PROVIDED DATA –
□ □ □

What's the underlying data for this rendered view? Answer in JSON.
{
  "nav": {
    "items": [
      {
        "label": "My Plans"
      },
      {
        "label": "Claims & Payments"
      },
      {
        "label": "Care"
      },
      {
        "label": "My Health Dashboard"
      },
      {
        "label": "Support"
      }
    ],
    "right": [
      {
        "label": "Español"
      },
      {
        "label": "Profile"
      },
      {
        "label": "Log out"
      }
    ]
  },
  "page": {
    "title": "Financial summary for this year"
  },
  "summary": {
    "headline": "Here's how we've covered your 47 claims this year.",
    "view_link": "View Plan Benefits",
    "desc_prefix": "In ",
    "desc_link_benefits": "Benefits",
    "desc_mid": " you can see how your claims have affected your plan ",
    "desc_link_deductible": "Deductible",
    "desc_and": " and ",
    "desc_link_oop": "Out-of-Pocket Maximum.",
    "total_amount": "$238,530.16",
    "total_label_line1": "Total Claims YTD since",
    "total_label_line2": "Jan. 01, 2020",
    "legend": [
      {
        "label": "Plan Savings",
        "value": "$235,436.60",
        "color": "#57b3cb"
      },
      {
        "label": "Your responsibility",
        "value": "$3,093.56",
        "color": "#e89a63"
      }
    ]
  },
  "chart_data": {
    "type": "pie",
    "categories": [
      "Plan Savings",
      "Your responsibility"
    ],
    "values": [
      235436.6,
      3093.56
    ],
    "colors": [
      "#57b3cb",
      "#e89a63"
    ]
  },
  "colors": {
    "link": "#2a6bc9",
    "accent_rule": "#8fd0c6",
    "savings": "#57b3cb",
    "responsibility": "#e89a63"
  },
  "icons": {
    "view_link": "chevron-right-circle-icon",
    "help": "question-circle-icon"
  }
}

□ □ □

Repeat each of the entries above precisely as given.

RESPONSE TO THE TASK –
What's the underlying data for this rendered view? Answer in JSON.
{
  "nav": {
    "items": [
      {
        "label": "My Plans"
      },
      {
        "label": "Claims & Payments"
      },
      {
        "label": "Care"
      },
      {
        "label": "My Health Dashboard"
      },
      {
        "label": "Support"
      }
    ],
    "right": [
      {
        "label": "Español"
      },
      {
        "label": "Profile"
      },
      {
        "label": "Log out"
      }
    ]
  },
  "page": {
    "title": "Financial summary for this year"
  },
  "summary": {
    "headline": "Here's how we've covered your 47 claims this year.",
    "view_link": "View Plan Benefits",
    "desc_prefix": "In ",
    "desc_link_benefits": "Benefits",
    "desc_mid": " you can see how your claims have affected your plan ",
    "desc_link_deductible": "Deductible",
    "desc_and": " and ",
    "desc_link_oop": "Out-of-Pocket Maximum.",
    "total_amount": "$238,530.16",
    "total_label_line1": "Total Claims YTD since",
    "total_label_line2": "Jan. 01, 2020",
    "legend": [
      {
        "label": "Plan Savings",
        "value": "$235,436.60",
        "color": "#57b3cb"
      },
      {
        "label": "Your responsibility",
        "value": "$3,093.56",
        "color": "#e89a63"
      }
    ]
  },
  "chart_data": {
    "type": "pie",
    "categories": [
      "Plan Savings",
      "Your responsibility"
    ],
    "values": [
      235436.6,
      3093.56
    ],
    "colors": [
      "#57b3cb",
      "#e89a63"
    ]
  },
  "colors": {
    "link": "#2a6bc9",
    "accent_rule": "#8fd0c6",
    "savings": "#57b3cb",
    "responsibility": "#e89a63"
  },
  "icons": {
    "view_link": "chevron-right-circle-icon",
    "help": "question-circle-icon"
  }
}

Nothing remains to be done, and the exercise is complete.